§ **Given instruction**
Copy the records below exactly, leaving out every picture.

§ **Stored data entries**
────────
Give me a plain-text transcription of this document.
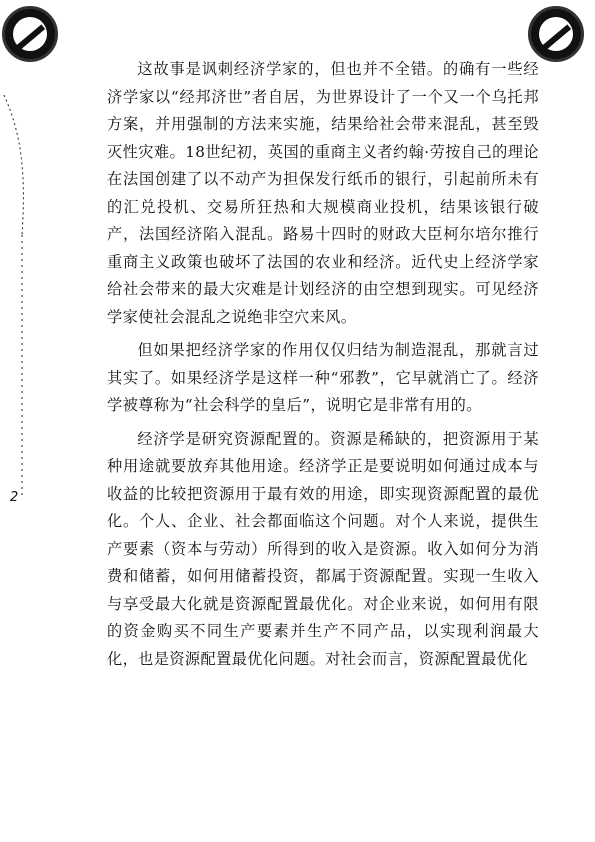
2

这故事是讽刺经济学家的，但也并不全错。的确有一些经济学家以“经邦济世”者自居，为世界设计了一个又一个乌托邦方案，并用强制的方法来实施，结果给社会带来混乱，甚至毁灭性灾难。18世纪初，英国的重商主义者约翰·劳按自己的理论在法国创建了以不动产为担保发行纸币的银行，引起前所未有的汇兑投机、交易所狂热和大规模商业投机，结果该银行破产，法国经济陷入混乱。路易十四时的财政大臣柯尔培尔推行重商主义政策也破坏了法国的农业和经济。近代史上经济学家给社会带来的最大灾难是计划经济的由空想到现实。可见经济学家使社会混乱之说绝非空穴来风。

但如果把经济学家的作用仅仅归结为制造混乱，那就言过其实了。如果经济学是这样一种“邪教”，它早就消亡了。经济学被尊称为“社会科学的皇后”，说明它是非常有用的。

经济学是研究资源配置的。资源是稀缺的，把资源用于某种用途就要放弃其他用途。经济学正是要说明如何通过成本与收益的比较把资源用于最有效的用途，即实现资源配置的最优化。个人、企业、社会都面临这个问题。对个人来说，提供生产要素（资本与劳动）所得到的收入是资源。收入如何分为消费和储蓄，如何用储蓄投资，都属于资源配置。实现一生收入与享受最大化就是资源配置最优化。对企业来说，如何用有限的资金购买不同生产要素并生产不同产品，以实现利润最大化，也是资源配置最优化问题。对社会而言，资源配置最优化
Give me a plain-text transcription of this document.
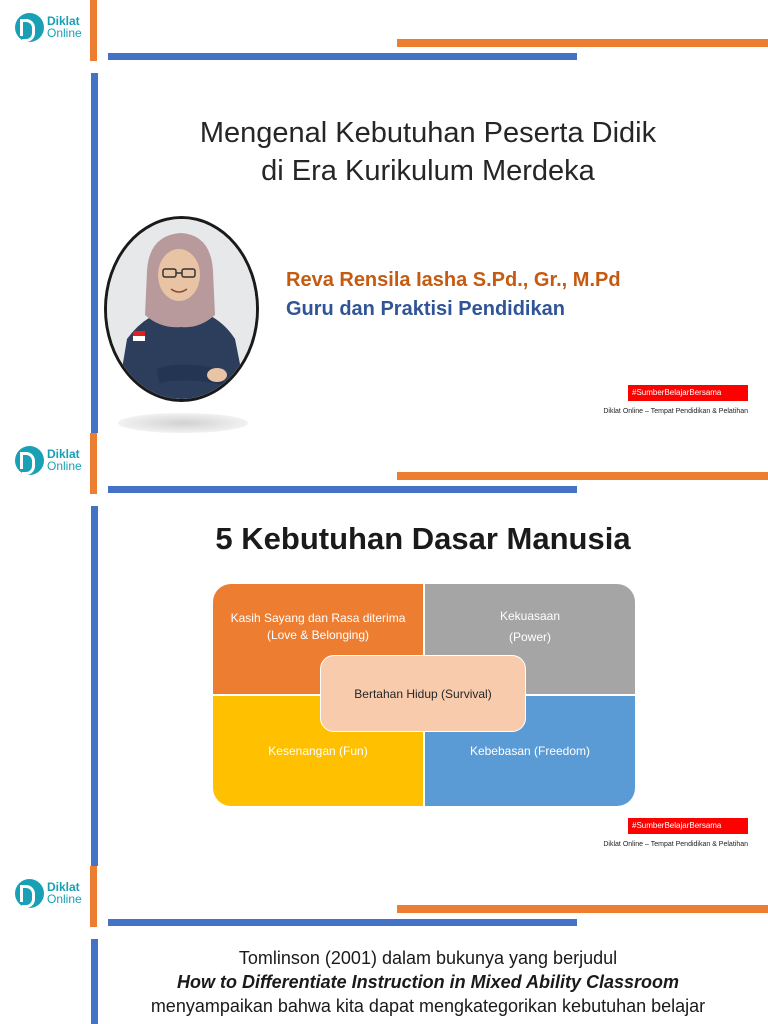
Diklat
Online
Mengenal Kebutuhan Peserta Didik
di Era Kurikulum Merdeka
Reva Rensila Iasha S.Pd., Gr., M.Pd
Guru dan Praktisi Pendidikan
#SumberBelajarBersama
Diklat Online – Tempat Pendidikan & Pelatihan
Diklat
Online
5 Kebutuhan Dasar Manusia
Kasih Sayang dan Rasa diterima
(Love & Belonging)
Kekuasaan
(Power)
Kesenangan (Fun)	Kebebasan (Freedom)
Bertahan Hidup (Survival)
#SumberBelajarBersama
Diklat Online – Tempat Pendidikan & Pelatihan
Diklat
Online
Tomlinson (2001) dalam bukunya yang berjudul
How to Differentiate Instruction in Mixed Ability Classroom
menyampaikan bahwa kita dapat mengkategorikan kebutuhan belajar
────────
§ **Solution**
Give me a plain-text transcription of this document.
2

这故事是讽刺经济学家的，但也并不全错。的确有一些经济学家以“经邦济世”者自居，为世界设计了一个又一个乌托邦方案，并用强制的方法来实施，结果给社会带来混乱，甚至毁灭性灾难。18世纪初，英国的重商主义者约翰·劳按自己的理论在法国创建了以不动产为担保发行纸币的银行，引起前所未有的汇兑投机、交易所狂热和大规模商业投机，结果该银行破产，法国经济陷入混乱。路易十四时的财政大臣柯尔培尔推行重商主义政策也破坏了法国的农业和经济。近代史上经济学家给社会带来的最大灾难是计划经济的由空想到现实。可见经济学家使社会混乱之说绝非空穴来风。

但如果把经济学家的作用仅仅归结为制造混乱，那就言过其实了。如果经济学是这样一种“邪教”，它早就消亡了。经济学被尊称为“社会科学的皇后”，说明它是非常有用的。

经济学是研究资源配置的。资源是稀缺的，把资源用于某种用途就要放弃其他用途。经济学正是要说明如何通过成本与收益的比较把资源用于最有效的用途，即实现资源配置的最优化。个人、企业、社会都面临这个问题。对个人来说，提供生产要素（资本与劳动）所得到的收入是资源。收入如何分为消费和储蓄，如何用储蓄投资，都属于资源配置。实现一生收入与享受最大化就是资源配置最优化。对企业来说，如何用有限的资金购买不同生产要素并生产不同产品，以实现利润最大化，也是资源配置最优化问题。对社会而言，资源配置最优化
Give me a plain-text transcription of this document.
Diklat
Online
Mengenal Kebutuhan Peserta Didik
di Era Kurikulum Merdeka
Reva Rensila Iasha S.Pd., Gr., M.Pd
Guru dan Praktisi Pendidikan
#SumberBelajarBersama
Diklat Online – Tempat Pendidikan & Pelatihan
Diklat
Online
5 Kebutuhan Dasar Manusia
Kasih Sayang dan Rasa diterima
(Love & Belonging)
Kekuasaan
(Power)
Kesenangan (Fun)	Kebebasan (Freedom)
Bertahan Hidup (Survival)
#SumberBelajarBersama
Diklat Online – Tempat Pendidikan & Pelatihan
Diklat
Online
Tomlinson (2001) dalam bukunya yang berjudul
How to Differentiate Instruction in Mixed Ability Classroom
menyampaikan bahwa kita dapat mengkategorikan kebutuhan belajar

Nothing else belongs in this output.